#### [Dataset rows]
———

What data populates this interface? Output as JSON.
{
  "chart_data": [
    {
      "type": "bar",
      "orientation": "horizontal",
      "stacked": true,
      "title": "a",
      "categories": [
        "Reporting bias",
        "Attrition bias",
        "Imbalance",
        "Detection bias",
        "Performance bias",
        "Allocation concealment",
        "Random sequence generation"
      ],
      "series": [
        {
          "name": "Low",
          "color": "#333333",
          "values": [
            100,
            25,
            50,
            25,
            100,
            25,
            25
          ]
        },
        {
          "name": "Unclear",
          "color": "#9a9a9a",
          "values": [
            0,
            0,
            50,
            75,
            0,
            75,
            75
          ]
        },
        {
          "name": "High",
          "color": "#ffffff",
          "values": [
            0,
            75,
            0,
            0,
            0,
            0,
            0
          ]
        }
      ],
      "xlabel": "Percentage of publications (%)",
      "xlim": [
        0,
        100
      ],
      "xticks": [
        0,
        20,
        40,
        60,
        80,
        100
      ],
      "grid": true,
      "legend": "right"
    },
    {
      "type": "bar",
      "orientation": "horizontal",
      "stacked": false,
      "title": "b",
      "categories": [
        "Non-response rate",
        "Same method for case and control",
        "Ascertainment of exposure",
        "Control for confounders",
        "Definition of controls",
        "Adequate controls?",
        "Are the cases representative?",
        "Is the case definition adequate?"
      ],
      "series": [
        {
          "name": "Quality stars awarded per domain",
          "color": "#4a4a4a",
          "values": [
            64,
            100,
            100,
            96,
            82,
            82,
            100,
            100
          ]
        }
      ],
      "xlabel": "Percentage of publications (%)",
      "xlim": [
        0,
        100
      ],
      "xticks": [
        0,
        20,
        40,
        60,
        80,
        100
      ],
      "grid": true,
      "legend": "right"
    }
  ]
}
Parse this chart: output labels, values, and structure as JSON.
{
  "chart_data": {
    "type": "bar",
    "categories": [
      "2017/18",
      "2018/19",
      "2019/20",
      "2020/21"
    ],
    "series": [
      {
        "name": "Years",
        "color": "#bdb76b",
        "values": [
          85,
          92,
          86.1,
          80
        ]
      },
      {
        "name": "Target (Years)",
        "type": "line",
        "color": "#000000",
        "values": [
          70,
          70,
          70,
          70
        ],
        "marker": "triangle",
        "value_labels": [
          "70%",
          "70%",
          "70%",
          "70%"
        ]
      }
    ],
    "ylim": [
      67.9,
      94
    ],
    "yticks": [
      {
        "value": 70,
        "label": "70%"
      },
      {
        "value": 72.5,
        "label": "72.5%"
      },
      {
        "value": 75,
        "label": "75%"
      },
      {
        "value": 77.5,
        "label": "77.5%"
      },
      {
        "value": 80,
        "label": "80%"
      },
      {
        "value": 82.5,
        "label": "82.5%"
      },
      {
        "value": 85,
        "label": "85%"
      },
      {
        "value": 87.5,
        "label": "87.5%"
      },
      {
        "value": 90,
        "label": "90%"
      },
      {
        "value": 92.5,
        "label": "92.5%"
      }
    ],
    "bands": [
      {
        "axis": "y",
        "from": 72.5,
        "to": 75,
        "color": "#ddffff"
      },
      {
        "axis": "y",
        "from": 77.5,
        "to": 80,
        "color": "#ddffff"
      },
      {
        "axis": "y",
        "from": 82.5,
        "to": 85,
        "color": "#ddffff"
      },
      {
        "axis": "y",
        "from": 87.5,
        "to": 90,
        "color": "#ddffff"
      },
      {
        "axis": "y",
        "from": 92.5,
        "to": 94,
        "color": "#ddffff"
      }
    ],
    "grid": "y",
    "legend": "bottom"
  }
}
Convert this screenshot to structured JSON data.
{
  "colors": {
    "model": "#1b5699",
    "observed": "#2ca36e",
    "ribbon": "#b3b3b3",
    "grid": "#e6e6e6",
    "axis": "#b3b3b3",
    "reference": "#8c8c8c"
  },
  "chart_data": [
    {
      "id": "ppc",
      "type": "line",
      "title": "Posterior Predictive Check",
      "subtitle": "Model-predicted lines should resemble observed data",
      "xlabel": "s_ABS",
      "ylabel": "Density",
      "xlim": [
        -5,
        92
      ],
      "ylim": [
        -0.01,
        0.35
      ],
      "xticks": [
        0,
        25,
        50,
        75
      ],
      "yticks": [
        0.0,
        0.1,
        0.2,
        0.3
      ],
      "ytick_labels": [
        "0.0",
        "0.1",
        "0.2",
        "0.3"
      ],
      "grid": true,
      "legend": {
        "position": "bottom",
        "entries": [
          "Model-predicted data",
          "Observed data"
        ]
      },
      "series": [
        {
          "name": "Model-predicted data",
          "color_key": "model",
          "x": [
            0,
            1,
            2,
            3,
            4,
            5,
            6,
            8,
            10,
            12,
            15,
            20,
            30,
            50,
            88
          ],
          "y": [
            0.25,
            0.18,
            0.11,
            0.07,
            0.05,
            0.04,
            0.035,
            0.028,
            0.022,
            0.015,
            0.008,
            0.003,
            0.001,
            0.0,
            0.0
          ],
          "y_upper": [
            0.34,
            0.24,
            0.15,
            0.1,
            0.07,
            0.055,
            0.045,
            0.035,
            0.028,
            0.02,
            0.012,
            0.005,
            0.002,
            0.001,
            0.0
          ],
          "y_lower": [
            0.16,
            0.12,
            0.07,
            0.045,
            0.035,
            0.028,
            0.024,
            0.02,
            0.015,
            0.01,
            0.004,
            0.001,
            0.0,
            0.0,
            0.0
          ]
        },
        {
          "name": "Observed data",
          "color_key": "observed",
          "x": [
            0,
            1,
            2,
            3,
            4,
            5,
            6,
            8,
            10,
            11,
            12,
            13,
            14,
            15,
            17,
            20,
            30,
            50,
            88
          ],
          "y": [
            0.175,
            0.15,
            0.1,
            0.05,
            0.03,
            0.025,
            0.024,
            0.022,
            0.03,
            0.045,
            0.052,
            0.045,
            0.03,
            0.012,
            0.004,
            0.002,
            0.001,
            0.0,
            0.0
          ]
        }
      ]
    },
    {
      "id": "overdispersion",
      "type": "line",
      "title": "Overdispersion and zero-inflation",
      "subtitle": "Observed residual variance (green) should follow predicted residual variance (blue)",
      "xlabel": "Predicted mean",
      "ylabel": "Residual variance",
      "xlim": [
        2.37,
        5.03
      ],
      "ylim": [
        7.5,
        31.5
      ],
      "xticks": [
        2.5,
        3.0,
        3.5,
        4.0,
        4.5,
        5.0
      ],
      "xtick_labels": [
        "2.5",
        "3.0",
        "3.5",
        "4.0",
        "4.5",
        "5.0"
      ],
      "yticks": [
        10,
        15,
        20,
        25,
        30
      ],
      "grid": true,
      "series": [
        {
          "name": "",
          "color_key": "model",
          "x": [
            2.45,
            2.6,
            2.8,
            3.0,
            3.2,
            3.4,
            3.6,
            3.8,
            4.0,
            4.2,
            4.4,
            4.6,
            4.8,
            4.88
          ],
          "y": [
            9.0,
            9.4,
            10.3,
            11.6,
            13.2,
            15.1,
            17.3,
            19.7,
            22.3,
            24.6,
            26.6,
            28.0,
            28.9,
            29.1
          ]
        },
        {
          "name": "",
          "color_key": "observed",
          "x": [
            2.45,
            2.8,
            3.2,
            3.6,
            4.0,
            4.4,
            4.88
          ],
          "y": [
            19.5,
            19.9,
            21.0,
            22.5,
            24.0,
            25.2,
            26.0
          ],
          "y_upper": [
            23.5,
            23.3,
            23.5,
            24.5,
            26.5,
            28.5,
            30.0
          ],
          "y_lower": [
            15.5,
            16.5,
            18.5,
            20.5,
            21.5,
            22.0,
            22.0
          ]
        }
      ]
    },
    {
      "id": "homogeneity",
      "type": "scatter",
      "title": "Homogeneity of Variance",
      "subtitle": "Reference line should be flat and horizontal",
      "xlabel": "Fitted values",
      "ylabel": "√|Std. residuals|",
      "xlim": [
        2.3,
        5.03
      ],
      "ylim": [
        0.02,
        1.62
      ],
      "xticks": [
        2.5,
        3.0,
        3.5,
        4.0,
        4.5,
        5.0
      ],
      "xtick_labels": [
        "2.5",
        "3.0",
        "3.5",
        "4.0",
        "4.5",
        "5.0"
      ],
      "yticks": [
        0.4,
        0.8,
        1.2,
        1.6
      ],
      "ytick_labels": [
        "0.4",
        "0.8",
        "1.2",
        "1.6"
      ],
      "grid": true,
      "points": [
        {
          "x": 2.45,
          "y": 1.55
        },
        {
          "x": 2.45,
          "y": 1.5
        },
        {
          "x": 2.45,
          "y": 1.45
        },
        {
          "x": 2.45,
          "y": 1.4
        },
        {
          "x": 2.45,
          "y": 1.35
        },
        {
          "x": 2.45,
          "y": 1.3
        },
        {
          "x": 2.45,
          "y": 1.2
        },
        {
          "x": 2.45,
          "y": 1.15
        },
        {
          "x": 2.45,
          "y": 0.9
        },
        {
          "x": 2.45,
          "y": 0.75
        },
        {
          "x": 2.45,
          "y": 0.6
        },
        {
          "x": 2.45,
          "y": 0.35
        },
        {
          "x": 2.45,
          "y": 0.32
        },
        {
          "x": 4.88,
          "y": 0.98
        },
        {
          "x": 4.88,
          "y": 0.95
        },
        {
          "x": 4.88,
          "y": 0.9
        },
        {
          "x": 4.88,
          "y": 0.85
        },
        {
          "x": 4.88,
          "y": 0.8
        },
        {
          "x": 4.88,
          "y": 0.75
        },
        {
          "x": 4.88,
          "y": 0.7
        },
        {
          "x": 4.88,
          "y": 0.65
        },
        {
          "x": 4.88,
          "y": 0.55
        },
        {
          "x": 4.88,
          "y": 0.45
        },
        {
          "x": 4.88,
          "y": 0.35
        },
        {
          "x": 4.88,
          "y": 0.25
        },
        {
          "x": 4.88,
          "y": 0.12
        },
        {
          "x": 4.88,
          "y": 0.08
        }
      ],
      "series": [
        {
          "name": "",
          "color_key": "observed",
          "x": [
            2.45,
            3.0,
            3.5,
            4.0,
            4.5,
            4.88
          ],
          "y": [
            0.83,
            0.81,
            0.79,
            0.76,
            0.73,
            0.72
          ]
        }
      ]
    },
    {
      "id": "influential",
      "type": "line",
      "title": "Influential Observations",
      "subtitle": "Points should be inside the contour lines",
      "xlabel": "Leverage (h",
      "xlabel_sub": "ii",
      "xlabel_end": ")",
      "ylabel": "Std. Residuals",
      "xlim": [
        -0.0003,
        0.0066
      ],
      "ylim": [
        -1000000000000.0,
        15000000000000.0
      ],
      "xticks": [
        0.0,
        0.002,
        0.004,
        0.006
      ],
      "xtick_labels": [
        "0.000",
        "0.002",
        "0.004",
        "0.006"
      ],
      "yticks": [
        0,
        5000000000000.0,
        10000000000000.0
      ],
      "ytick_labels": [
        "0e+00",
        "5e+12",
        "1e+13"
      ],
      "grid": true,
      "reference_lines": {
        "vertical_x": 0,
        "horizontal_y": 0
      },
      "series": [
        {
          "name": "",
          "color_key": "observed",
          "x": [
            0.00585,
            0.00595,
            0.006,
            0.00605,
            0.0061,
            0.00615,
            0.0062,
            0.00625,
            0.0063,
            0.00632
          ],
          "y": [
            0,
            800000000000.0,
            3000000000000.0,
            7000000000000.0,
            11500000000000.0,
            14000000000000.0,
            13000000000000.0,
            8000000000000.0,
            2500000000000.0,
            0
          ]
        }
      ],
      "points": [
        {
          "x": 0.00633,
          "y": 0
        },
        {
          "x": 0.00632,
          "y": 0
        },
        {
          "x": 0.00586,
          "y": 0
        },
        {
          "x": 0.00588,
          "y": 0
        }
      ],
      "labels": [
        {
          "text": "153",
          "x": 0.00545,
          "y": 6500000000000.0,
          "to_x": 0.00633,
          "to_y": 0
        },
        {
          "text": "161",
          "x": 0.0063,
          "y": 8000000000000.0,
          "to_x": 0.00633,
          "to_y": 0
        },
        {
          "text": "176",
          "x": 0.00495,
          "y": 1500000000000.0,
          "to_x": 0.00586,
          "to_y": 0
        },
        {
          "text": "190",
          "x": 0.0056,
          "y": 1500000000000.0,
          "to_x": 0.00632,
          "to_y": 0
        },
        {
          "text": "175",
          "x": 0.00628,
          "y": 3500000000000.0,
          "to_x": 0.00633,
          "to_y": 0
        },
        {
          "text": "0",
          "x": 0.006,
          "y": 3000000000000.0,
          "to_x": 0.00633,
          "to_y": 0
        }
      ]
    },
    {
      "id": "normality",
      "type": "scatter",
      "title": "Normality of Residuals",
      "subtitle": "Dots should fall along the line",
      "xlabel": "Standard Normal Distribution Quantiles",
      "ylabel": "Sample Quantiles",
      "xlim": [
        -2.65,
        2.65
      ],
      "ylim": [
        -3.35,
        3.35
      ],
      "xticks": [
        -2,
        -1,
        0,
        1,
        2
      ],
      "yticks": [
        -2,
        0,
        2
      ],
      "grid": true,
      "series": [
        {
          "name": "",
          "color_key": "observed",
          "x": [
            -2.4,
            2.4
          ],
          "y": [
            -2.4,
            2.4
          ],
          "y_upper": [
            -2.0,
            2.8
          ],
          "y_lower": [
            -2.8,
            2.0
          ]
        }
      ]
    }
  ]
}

———

#### [Required task]
Locate the word "Quantiles" in the entries, and copy every line where it is found.

#### [Solved problem]
      "xlabel": "Standard Normal Distribution Quantiles",
      "ylabel": "Sample Quantiles",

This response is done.